- _WORK REQUIRED_: Count every line that has the word "through". Give the number, without anything more.
#####
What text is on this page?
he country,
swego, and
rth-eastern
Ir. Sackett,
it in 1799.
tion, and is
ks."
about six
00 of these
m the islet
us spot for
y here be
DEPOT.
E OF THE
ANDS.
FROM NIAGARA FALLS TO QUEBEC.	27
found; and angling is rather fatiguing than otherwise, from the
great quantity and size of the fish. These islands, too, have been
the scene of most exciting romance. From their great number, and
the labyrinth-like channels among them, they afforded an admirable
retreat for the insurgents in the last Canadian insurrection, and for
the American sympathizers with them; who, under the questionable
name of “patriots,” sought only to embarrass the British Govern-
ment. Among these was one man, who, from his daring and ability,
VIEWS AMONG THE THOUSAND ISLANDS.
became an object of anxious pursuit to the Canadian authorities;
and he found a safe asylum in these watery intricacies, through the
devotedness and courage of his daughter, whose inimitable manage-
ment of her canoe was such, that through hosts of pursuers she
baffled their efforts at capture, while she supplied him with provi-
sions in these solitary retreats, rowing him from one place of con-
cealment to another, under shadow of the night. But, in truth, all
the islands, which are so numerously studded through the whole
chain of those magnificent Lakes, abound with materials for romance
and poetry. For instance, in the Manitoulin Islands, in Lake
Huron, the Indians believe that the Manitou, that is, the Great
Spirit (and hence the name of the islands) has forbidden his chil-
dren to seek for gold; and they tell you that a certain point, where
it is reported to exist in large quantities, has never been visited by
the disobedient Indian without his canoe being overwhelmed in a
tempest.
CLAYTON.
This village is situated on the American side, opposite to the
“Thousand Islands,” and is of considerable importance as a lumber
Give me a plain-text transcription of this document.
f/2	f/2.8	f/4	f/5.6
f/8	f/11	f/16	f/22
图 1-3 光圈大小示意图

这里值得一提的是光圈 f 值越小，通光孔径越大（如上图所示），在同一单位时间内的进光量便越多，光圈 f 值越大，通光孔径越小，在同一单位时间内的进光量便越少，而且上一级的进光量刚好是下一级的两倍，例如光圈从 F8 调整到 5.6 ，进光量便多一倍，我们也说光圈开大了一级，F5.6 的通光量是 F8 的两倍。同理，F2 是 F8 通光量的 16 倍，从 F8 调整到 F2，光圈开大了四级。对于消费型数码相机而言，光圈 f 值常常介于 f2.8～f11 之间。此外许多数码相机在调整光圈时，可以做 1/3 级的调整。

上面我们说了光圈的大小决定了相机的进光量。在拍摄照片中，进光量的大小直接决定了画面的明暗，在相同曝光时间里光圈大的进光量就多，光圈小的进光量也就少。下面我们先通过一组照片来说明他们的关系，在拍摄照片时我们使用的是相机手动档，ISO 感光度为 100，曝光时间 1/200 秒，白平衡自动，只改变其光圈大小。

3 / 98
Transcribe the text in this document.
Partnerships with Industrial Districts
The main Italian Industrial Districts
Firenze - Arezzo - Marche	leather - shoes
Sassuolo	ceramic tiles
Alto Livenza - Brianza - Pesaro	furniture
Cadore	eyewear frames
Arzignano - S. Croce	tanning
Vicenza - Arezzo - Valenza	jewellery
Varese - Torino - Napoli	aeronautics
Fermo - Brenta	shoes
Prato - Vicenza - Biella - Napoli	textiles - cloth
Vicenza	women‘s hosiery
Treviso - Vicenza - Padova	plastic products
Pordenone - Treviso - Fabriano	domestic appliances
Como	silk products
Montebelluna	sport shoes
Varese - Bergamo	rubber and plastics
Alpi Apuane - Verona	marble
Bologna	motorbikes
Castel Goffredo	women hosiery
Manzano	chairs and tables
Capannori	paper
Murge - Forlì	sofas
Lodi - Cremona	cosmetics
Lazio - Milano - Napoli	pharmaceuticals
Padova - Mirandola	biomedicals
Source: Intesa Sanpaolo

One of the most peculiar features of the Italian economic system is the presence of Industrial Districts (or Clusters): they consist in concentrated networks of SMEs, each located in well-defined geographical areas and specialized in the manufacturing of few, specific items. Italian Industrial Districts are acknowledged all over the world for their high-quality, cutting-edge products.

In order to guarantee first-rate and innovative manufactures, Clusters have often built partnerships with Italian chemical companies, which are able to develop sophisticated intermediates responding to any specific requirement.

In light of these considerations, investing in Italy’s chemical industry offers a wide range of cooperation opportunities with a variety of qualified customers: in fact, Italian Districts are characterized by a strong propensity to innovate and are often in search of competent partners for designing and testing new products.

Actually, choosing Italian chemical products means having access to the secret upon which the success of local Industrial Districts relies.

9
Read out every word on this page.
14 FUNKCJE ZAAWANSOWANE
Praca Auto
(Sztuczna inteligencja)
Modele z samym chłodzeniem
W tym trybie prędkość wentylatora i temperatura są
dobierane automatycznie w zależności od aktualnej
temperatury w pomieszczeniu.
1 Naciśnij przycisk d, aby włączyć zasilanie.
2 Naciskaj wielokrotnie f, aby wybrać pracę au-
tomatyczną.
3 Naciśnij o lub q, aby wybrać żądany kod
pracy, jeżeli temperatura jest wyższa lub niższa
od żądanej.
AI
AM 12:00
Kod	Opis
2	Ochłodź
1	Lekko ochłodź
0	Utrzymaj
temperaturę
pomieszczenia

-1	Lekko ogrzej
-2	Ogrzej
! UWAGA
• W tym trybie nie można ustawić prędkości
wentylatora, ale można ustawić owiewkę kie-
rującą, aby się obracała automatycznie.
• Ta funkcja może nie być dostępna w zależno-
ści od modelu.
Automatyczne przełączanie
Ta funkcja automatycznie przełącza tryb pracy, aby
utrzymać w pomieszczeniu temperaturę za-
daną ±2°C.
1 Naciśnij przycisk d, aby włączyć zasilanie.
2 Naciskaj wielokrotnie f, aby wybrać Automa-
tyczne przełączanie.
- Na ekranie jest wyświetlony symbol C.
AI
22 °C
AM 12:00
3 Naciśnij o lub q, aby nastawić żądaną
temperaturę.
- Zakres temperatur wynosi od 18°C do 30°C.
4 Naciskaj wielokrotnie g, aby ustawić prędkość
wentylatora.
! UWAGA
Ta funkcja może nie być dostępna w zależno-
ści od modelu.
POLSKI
#####
- _PROBLEM SOLUTION_: 3